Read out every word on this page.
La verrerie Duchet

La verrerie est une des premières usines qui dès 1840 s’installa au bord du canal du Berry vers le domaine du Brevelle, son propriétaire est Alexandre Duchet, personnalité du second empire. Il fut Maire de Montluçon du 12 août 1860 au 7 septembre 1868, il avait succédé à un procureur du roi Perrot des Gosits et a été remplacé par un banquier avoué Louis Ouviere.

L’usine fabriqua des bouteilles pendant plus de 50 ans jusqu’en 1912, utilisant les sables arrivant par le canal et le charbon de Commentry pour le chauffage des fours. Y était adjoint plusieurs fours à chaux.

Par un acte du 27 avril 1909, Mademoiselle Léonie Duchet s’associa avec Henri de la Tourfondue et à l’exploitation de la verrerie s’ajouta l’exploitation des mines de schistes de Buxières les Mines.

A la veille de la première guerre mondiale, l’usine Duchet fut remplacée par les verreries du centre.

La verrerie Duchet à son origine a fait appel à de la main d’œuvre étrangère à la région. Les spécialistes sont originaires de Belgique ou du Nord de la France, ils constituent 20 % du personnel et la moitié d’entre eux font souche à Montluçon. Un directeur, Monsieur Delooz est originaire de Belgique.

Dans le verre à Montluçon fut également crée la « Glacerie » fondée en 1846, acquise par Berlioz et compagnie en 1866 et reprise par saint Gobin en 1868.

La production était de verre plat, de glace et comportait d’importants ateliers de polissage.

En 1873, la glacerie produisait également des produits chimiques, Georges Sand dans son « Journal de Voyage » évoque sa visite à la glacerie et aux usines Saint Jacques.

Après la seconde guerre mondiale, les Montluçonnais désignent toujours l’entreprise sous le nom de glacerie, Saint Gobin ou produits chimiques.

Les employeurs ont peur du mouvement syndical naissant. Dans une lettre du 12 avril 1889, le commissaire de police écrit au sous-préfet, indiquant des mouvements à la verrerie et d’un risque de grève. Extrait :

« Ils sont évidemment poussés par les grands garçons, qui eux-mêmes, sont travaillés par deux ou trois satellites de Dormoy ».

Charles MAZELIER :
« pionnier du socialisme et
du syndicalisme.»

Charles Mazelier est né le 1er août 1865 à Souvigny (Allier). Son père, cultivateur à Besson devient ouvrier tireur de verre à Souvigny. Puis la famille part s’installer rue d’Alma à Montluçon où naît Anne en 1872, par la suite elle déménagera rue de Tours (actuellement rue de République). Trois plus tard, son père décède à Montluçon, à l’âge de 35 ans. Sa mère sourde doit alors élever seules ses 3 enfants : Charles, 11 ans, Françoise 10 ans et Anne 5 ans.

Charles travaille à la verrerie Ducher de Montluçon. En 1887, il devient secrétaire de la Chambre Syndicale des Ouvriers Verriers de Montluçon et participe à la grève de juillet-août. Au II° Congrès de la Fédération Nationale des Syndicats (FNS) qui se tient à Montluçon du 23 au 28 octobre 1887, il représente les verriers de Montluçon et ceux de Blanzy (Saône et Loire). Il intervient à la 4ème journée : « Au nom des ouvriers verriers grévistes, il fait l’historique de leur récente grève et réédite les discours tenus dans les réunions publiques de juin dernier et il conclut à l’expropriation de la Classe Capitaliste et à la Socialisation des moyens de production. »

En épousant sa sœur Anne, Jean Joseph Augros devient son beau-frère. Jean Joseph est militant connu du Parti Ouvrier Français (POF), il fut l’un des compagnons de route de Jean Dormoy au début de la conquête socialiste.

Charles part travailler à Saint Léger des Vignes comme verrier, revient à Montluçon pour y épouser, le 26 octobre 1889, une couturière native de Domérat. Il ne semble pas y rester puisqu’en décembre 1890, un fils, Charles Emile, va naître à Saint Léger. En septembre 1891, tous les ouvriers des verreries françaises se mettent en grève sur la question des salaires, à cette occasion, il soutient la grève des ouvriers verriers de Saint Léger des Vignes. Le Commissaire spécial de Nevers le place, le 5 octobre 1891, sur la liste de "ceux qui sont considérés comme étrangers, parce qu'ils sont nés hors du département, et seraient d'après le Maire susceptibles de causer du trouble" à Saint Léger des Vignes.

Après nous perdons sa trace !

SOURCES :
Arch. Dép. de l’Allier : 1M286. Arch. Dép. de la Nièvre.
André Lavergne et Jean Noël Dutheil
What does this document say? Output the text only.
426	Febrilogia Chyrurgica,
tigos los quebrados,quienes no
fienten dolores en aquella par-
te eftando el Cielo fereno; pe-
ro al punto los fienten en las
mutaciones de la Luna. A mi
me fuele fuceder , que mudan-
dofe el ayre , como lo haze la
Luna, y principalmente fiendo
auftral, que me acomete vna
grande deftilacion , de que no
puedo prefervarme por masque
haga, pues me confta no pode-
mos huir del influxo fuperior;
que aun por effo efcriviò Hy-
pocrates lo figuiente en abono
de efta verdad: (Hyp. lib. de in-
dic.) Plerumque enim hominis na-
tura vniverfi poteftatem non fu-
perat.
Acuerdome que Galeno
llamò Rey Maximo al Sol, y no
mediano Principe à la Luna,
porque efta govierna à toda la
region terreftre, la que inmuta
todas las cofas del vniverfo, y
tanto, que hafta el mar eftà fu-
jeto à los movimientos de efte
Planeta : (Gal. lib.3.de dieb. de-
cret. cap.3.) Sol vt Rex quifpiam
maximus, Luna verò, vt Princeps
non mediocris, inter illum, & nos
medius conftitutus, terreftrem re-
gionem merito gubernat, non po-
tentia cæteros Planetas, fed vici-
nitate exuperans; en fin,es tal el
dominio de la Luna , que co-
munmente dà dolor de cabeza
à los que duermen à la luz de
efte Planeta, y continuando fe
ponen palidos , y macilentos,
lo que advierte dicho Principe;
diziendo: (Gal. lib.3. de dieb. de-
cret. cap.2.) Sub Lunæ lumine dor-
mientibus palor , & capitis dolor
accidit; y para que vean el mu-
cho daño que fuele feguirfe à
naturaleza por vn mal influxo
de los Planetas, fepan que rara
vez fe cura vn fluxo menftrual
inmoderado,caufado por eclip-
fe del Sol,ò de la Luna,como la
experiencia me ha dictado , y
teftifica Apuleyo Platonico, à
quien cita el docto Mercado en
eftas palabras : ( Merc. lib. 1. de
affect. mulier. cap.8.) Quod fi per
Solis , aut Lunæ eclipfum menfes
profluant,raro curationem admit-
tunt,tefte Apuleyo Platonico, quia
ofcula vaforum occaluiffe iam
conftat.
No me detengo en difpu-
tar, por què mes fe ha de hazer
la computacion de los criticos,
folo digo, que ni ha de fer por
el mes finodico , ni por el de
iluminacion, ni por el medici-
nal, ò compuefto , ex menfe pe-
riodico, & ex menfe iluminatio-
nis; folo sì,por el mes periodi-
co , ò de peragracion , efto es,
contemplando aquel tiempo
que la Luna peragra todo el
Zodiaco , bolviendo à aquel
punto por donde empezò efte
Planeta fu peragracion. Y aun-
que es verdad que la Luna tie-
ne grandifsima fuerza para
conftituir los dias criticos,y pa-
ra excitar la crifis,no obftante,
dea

JOB:
Using the records above, copy every line that has the word "dieb" in it.

EXERCISE RESPONSE:
Planeta : (Gal. lib.3.de dieb. de-
diziendo: (Gal. lib.3. de dieb. de-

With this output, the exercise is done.